:: Aim of the task ::
Identify all lines in the data containing the string "JSON". Copy them out.
>>
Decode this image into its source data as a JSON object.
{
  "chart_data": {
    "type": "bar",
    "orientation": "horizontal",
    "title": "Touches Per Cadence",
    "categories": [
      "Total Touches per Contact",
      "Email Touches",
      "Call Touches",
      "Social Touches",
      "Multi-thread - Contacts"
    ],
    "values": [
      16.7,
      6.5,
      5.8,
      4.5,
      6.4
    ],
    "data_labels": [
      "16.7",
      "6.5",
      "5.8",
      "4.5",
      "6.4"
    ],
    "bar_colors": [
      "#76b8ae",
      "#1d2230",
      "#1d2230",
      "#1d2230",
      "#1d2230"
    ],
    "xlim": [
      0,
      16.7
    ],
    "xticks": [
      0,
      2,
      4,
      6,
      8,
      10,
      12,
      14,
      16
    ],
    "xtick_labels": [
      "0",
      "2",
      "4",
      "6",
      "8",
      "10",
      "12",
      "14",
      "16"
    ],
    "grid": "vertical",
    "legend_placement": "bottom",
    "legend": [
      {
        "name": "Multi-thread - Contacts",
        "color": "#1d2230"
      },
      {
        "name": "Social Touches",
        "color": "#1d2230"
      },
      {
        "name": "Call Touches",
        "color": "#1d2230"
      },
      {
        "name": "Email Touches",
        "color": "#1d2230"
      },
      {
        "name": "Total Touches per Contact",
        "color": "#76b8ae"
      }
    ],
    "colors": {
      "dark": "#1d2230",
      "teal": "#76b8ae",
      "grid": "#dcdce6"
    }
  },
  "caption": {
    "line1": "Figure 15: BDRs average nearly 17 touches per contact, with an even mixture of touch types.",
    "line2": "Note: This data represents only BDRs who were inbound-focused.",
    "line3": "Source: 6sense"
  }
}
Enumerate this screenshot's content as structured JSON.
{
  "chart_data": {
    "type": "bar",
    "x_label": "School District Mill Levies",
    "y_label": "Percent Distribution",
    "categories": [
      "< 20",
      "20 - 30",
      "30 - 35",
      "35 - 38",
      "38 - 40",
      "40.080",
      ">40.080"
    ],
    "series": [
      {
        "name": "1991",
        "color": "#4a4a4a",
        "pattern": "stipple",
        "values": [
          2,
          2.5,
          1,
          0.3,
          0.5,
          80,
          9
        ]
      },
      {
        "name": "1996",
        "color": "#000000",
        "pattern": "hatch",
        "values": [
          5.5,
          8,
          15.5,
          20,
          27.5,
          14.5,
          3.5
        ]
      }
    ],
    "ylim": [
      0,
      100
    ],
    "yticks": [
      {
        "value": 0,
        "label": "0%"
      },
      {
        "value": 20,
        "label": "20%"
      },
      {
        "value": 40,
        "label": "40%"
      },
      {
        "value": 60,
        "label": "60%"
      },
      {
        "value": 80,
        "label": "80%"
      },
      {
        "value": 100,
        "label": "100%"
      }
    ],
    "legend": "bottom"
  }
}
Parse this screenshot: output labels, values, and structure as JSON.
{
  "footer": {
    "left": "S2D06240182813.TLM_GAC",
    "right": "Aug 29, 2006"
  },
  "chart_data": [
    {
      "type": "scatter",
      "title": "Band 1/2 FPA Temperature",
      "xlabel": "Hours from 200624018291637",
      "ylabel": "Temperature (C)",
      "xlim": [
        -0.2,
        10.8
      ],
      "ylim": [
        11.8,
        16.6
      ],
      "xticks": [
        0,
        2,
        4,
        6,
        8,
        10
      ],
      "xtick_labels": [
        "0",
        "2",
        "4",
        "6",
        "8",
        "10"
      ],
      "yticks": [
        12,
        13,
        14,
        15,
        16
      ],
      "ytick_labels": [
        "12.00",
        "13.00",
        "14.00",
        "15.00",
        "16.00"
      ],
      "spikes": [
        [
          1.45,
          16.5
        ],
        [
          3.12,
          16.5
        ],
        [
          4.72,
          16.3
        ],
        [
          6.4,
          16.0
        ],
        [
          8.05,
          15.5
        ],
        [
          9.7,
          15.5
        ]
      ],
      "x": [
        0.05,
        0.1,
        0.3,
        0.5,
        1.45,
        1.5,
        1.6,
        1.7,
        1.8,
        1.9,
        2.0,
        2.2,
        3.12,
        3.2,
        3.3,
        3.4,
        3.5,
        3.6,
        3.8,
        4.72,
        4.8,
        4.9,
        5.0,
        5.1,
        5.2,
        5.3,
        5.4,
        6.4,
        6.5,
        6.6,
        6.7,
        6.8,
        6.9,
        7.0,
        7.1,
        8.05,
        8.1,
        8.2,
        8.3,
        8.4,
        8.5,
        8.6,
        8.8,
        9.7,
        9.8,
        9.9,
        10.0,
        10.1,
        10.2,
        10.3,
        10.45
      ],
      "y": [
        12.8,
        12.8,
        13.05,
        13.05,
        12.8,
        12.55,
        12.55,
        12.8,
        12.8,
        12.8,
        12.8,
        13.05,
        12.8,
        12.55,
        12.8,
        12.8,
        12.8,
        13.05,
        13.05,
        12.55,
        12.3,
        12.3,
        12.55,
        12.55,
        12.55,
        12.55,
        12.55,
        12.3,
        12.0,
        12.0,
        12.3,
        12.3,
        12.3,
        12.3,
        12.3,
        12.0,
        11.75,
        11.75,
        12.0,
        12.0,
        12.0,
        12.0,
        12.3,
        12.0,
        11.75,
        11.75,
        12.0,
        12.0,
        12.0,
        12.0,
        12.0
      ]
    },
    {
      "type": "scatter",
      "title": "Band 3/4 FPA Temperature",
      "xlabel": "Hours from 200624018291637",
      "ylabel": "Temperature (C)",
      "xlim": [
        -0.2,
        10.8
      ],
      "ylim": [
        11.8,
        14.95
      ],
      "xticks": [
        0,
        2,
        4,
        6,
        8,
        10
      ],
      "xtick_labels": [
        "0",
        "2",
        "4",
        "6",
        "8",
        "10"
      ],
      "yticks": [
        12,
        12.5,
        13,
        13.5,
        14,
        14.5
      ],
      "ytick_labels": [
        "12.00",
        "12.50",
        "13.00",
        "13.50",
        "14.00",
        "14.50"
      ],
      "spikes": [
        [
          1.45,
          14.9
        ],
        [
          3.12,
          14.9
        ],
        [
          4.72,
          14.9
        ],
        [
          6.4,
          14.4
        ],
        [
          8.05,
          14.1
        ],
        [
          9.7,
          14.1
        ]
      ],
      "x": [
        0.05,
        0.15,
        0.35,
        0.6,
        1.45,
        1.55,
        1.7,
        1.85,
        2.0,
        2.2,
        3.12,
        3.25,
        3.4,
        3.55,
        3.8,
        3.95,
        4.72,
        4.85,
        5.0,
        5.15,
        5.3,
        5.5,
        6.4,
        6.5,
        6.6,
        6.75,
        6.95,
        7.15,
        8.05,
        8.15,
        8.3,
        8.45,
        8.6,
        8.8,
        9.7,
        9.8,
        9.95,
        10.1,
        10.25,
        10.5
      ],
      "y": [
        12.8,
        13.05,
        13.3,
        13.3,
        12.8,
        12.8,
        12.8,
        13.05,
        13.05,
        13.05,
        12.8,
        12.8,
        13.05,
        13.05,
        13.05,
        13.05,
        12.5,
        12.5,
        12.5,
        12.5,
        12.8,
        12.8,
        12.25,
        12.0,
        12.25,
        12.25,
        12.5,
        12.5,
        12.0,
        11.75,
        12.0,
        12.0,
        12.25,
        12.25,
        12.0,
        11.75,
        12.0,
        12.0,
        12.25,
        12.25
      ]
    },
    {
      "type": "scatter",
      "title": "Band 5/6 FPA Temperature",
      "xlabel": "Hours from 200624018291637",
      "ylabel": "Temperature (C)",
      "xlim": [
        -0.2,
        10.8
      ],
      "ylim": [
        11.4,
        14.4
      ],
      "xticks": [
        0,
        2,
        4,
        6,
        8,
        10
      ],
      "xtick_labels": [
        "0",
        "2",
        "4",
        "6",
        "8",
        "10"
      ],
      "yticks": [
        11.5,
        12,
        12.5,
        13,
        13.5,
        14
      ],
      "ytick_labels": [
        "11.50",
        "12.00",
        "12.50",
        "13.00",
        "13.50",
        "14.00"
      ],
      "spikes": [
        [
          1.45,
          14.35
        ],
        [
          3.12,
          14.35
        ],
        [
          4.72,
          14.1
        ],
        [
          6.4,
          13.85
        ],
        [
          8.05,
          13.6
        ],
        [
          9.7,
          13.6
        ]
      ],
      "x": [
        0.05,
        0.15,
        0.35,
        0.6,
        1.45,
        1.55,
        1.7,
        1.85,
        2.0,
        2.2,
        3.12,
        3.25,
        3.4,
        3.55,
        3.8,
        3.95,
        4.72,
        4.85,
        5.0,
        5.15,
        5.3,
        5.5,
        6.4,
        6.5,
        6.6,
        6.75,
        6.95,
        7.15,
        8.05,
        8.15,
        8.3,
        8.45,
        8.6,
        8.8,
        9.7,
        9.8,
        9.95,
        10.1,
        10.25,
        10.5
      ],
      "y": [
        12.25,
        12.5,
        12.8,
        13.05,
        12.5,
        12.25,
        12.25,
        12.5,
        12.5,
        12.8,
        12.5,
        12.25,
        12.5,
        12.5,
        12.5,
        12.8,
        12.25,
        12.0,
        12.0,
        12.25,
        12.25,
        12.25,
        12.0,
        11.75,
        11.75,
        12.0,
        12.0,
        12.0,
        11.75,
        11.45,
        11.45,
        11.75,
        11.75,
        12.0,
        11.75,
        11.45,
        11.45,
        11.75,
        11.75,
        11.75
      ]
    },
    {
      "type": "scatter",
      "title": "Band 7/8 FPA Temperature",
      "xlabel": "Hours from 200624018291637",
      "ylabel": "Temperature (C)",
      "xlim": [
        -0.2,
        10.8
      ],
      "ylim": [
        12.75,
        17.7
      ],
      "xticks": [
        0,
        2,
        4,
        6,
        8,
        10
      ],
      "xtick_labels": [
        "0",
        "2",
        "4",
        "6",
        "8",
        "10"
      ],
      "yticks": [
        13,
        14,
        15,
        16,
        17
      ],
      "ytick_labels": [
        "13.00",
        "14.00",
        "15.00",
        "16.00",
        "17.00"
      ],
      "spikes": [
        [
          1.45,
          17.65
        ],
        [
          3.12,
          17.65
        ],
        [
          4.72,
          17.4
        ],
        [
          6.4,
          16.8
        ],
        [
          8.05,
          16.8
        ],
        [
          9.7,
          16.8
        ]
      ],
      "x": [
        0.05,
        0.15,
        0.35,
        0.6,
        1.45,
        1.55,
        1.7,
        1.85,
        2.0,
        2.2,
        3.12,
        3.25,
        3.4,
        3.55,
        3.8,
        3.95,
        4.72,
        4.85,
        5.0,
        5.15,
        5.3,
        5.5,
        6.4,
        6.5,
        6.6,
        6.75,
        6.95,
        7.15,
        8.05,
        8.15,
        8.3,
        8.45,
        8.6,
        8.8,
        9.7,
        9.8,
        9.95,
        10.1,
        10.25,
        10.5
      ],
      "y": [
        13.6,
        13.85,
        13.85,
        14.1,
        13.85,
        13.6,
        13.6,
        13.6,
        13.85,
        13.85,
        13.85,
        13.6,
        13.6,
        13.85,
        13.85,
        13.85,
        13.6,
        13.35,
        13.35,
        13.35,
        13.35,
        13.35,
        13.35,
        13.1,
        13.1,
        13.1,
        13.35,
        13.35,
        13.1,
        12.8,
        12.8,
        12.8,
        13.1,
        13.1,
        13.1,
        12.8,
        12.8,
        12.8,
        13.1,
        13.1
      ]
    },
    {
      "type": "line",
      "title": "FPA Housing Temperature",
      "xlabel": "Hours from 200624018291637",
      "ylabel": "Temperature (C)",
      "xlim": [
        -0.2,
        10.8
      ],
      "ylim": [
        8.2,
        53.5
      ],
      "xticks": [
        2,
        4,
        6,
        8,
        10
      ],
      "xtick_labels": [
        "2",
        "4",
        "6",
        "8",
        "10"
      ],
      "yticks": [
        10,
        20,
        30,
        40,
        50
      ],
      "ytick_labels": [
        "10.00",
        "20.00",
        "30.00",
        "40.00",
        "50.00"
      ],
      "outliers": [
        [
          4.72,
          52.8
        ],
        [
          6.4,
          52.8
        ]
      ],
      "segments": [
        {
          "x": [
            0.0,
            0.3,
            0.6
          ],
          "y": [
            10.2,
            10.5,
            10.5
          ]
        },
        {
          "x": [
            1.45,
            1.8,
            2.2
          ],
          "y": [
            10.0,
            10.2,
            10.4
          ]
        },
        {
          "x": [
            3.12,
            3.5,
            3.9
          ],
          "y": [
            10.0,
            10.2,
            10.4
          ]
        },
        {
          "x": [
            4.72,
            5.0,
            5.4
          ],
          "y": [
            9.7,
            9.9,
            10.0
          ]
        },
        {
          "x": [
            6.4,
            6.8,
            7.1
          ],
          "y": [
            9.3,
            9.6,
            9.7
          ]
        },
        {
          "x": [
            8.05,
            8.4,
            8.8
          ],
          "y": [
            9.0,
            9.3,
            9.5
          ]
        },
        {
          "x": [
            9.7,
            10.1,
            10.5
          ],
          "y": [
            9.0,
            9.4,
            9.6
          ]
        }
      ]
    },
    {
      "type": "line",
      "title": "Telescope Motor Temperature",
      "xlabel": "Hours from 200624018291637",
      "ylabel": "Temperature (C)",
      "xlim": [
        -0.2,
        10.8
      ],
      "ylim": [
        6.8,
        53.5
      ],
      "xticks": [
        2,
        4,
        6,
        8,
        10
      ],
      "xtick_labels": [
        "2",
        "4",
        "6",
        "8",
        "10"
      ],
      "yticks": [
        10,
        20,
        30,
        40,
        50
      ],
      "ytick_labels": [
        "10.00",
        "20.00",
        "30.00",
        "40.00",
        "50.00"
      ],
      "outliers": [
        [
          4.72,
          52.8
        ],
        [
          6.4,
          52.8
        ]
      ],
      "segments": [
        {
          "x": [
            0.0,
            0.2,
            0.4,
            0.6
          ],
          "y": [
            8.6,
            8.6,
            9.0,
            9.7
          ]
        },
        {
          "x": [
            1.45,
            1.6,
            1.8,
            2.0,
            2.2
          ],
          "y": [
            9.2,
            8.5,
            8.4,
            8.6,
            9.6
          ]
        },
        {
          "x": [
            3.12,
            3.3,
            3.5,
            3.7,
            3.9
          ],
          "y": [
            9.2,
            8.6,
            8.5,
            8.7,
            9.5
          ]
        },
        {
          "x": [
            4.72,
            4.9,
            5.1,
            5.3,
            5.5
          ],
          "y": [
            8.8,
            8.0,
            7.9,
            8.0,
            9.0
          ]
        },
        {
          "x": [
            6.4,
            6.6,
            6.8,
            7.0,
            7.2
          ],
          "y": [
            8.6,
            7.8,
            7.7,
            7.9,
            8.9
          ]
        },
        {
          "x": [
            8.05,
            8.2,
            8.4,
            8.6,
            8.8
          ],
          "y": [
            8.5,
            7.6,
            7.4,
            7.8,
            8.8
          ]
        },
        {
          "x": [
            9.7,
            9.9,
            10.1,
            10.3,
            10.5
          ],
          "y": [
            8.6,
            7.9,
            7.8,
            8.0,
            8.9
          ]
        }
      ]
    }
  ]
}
<<
:: Response ::
Decode this image into its source data as a JSON object.
Enumerate this screenshot's content as structured JSON.
Parse this screenshot: output labels, values, and structure as JSON.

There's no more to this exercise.